Data records:
==================================================

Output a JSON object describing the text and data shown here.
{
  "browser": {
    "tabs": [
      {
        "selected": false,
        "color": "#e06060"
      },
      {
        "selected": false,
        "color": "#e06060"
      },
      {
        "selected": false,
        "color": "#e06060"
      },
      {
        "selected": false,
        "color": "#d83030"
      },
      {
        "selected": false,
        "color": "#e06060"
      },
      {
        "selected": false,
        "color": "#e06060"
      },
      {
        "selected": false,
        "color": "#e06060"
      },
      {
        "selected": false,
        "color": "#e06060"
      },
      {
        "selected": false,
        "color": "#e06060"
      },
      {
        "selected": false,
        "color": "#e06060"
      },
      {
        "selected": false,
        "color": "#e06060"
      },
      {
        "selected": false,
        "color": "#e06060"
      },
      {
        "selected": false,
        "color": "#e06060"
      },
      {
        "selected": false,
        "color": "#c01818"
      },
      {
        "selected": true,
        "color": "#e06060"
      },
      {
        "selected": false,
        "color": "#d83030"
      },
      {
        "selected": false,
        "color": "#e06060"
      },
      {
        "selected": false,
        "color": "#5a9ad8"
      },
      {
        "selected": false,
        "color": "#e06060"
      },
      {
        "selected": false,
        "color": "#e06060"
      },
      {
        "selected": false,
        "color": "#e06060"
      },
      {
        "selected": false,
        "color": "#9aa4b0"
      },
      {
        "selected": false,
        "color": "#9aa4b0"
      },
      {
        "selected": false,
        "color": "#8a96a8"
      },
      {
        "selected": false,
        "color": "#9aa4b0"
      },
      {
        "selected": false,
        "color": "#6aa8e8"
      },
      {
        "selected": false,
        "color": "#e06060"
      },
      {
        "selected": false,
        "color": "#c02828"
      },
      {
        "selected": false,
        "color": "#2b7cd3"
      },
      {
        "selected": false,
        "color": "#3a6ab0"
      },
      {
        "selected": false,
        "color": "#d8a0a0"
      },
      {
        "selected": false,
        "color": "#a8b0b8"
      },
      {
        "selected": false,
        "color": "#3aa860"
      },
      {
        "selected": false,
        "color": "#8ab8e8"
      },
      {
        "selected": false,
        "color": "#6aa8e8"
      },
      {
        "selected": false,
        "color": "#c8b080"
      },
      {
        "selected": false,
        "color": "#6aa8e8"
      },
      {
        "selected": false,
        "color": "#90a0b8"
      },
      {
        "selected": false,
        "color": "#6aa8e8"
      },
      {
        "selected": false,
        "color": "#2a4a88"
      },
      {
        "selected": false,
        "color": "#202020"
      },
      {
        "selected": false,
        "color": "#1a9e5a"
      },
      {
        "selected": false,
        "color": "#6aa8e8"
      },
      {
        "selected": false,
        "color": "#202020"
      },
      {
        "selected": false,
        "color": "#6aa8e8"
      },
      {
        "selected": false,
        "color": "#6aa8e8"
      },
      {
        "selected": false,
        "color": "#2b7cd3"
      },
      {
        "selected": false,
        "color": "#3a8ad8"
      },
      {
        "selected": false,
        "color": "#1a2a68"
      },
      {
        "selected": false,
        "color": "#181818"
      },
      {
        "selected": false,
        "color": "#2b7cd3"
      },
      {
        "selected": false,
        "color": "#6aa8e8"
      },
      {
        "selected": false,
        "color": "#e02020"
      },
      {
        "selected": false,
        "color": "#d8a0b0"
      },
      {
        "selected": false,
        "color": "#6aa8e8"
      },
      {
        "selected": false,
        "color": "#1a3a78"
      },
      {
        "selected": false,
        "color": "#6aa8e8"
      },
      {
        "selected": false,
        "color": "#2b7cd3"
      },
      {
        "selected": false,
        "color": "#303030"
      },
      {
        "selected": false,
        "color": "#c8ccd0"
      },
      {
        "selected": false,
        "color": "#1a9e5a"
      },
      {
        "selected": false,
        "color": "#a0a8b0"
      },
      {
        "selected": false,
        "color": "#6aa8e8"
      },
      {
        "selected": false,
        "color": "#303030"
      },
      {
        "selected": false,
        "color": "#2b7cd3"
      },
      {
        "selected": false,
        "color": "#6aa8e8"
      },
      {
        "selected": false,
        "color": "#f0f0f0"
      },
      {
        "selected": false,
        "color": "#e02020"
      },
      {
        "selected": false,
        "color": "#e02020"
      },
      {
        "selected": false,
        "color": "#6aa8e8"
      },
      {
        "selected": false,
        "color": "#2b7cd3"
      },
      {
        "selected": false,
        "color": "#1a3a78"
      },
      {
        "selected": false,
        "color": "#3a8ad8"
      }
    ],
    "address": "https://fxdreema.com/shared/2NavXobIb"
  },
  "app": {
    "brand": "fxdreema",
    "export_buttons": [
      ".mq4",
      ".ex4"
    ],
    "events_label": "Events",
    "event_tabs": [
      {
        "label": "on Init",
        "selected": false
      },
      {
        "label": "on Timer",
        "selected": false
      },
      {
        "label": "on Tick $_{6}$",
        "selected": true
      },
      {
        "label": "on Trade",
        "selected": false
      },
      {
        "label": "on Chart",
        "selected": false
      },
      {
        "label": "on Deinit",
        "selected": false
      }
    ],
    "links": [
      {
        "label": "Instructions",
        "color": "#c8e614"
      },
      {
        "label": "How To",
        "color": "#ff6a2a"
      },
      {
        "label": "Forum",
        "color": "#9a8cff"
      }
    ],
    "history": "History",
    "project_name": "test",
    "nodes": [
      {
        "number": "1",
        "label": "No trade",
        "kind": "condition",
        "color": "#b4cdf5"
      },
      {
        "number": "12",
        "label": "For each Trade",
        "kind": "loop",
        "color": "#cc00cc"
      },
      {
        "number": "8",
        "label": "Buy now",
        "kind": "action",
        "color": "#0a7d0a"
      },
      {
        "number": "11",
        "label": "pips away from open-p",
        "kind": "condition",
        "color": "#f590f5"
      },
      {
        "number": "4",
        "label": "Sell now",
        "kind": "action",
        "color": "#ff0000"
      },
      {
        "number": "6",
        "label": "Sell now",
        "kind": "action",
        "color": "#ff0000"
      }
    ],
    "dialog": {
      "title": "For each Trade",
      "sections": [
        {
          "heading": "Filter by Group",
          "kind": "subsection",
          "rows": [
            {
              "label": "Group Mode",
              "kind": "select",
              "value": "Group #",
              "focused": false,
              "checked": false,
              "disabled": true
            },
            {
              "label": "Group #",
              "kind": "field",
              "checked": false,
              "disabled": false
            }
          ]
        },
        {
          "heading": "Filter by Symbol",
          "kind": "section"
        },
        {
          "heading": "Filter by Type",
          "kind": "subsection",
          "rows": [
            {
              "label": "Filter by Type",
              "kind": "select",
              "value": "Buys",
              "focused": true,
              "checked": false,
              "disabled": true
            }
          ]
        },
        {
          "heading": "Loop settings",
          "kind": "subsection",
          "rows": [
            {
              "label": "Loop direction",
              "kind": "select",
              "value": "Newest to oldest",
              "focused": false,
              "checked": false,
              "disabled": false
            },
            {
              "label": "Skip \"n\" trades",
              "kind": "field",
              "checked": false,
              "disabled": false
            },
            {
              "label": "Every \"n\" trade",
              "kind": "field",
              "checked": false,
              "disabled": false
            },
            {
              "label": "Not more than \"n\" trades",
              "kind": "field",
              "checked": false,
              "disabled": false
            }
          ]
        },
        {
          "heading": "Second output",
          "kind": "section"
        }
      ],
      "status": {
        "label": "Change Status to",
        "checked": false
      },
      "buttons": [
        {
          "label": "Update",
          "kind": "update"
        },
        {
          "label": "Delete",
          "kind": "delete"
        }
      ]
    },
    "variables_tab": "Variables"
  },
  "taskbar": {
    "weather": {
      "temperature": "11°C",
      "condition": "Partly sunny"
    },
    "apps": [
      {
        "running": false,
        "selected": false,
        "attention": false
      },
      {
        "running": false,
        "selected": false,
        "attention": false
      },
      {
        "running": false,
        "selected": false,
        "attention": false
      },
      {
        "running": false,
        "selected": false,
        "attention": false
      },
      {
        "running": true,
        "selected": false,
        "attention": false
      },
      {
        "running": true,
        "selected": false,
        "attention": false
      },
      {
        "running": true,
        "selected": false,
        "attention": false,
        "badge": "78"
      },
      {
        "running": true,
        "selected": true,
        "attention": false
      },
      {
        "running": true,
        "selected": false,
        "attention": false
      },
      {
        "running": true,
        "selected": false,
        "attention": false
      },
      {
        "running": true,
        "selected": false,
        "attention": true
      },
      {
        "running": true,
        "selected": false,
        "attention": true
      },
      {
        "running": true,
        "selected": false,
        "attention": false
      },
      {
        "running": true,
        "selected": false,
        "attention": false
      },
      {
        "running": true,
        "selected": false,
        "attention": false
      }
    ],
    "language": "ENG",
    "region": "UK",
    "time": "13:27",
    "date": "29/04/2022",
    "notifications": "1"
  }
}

==================================================

> [THE EXERCISE] Scan the data above and copy every line with "trades" in it.

> [CORRECT ANSWER]
              "label": "Skip \"n\" trades",
              "label": "Not more than \"n\" trades",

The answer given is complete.